→ What is needed:
Read the lines that follow and pick out every one containing the word "ὑποσχέσεις".

→ Supplied data:
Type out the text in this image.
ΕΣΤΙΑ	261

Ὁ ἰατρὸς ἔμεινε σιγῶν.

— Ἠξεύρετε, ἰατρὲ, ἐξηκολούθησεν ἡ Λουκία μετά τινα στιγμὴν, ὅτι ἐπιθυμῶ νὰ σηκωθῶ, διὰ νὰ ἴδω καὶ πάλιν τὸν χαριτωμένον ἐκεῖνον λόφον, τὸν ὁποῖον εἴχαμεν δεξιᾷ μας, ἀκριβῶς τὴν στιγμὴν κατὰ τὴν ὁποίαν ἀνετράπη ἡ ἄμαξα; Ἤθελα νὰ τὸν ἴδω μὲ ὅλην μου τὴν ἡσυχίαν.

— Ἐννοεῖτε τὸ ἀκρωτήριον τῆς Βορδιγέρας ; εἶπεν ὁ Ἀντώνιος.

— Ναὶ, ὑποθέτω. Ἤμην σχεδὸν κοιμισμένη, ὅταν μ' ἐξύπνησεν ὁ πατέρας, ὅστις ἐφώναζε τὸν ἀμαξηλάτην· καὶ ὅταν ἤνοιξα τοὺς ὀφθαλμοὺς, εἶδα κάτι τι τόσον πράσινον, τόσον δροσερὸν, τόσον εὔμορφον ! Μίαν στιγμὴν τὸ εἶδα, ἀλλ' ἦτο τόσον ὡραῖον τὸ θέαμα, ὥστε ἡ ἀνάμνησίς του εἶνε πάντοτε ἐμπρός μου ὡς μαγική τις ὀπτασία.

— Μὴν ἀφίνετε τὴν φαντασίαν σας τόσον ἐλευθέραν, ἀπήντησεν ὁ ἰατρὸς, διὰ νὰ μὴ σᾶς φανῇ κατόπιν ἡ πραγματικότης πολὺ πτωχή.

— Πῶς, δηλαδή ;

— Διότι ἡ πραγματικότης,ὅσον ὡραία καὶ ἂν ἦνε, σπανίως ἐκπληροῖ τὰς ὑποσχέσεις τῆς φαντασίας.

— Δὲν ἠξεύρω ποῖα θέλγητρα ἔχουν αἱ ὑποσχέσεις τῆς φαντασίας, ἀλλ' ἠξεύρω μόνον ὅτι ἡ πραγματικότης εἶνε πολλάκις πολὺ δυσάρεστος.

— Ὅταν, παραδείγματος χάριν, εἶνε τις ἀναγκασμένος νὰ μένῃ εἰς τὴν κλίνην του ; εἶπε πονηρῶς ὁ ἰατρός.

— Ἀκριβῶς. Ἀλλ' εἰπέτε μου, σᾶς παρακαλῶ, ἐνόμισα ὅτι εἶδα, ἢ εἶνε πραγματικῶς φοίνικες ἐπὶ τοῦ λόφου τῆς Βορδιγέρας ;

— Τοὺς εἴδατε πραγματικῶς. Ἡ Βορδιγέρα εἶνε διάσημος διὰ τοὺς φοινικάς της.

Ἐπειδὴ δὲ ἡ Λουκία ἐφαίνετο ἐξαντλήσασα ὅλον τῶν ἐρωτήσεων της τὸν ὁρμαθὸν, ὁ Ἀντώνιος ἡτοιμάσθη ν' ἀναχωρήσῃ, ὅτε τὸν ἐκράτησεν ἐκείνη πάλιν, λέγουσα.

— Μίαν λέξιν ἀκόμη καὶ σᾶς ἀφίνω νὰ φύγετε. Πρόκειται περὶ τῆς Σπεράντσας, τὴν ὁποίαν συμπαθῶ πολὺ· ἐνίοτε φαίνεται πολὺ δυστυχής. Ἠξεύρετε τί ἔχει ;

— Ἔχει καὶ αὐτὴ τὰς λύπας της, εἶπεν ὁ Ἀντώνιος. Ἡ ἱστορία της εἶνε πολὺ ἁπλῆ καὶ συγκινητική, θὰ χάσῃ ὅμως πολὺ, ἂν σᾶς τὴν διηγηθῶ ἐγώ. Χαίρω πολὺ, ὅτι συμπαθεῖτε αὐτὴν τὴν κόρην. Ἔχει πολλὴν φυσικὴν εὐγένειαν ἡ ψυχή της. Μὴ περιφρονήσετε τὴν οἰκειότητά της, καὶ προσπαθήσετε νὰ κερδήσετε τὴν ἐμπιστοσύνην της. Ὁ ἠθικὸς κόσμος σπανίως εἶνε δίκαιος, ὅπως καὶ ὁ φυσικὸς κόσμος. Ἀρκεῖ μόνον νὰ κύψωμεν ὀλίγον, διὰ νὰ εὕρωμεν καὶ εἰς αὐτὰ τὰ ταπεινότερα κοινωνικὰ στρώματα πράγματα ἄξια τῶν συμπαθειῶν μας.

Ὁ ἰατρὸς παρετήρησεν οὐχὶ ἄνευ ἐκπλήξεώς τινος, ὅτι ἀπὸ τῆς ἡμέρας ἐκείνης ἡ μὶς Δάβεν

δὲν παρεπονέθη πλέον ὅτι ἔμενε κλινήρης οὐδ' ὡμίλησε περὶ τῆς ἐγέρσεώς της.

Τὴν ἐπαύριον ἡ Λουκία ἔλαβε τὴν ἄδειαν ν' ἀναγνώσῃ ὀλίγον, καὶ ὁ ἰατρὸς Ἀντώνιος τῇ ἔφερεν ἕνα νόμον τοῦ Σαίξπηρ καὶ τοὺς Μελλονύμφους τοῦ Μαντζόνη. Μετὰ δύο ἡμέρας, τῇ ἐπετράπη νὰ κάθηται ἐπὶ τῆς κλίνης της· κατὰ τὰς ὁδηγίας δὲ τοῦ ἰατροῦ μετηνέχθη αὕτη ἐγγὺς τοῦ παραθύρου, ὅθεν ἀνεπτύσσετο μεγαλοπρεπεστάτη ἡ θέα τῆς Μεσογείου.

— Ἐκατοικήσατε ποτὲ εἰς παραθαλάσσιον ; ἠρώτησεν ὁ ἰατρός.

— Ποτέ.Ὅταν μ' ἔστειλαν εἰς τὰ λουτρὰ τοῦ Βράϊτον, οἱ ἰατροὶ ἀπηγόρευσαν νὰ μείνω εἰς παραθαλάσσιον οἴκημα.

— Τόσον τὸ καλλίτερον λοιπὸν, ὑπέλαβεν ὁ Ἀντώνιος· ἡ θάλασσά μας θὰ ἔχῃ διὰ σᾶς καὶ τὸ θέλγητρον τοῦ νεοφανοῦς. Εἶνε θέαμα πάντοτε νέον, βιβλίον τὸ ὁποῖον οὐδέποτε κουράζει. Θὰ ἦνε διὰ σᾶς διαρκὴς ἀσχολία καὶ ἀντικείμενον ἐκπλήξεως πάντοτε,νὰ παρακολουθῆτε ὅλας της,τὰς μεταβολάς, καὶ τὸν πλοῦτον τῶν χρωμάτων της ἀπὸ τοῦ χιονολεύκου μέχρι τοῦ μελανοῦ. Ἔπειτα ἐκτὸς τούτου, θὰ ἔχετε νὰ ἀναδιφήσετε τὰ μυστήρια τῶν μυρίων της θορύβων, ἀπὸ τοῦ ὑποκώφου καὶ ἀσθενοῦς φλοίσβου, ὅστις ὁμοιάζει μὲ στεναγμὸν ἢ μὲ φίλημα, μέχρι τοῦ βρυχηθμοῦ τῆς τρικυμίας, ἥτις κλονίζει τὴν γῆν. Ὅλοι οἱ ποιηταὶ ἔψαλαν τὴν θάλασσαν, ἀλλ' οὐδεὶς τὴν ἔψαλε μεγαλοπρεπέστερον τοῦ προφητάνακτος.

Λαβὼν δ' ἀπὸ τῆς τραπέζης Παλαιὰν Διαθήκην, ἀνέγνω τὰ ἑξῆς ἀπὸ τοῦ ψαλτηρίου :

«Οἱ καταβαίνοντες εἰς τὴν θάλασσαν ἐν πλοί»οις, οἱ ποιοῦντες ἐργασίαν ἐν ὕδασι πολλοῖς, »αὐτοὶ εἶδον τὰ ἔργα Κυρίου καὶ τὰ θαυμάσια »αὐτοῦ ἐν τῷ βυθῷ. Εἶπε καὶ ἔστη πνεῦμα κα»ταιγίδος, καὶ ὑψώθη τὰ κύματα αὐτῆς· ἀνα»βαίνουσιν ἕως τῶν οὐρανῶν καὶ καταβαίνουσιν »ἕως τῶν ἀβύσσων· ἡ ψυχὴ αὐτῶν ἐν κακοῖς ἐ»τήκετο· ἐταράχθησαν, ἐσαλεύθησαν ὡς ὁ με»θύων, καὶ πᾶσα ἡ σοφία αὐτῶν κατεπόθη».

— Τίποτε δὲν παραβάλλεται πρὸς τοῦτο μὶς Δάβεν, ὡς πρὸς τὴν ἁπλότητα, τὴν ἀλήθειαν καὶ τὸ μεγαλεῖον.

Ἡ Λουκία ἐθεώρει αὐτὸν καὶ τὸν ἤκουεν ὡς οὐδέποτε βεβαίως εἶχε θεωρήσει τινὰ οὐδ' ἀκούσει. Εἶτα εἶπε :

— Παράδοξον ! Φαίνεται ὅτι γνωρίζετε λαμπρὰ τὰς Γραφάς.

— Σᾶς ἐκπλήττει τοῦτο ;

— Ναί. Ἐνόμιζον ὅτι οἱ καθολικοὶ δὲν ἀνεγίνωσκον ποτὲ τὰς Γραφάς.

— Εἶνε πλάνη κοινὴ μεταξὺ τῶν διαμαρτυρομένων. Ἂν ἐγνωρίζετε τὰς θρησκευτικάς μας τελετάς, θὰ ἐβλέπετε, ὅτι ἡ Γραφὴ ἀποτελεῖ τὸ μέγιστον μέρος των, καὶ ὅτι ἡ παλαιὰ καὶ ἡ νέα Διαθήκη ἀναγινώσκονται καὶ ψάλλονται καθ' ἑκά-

→ Solution to the exercise:
— Διότι ἡ πραγματικότης,ὅσον ὡραία καὶ ἂν ἦνε, σπανίως ἐκπληροῖ τὰς ὑποσχέσεις τῆς φαντασίας.
— Δὲν ἠξεύρω ποῖα θέλγητρα ἔχουν αἱ ὑποσχέσεις τῆς φαντασίας, ἀλλ' ἠξεύρω μόνον ὅτι ἡ πραγματικότης εἶνε πολλάκις πολὺ δυσάρεστος.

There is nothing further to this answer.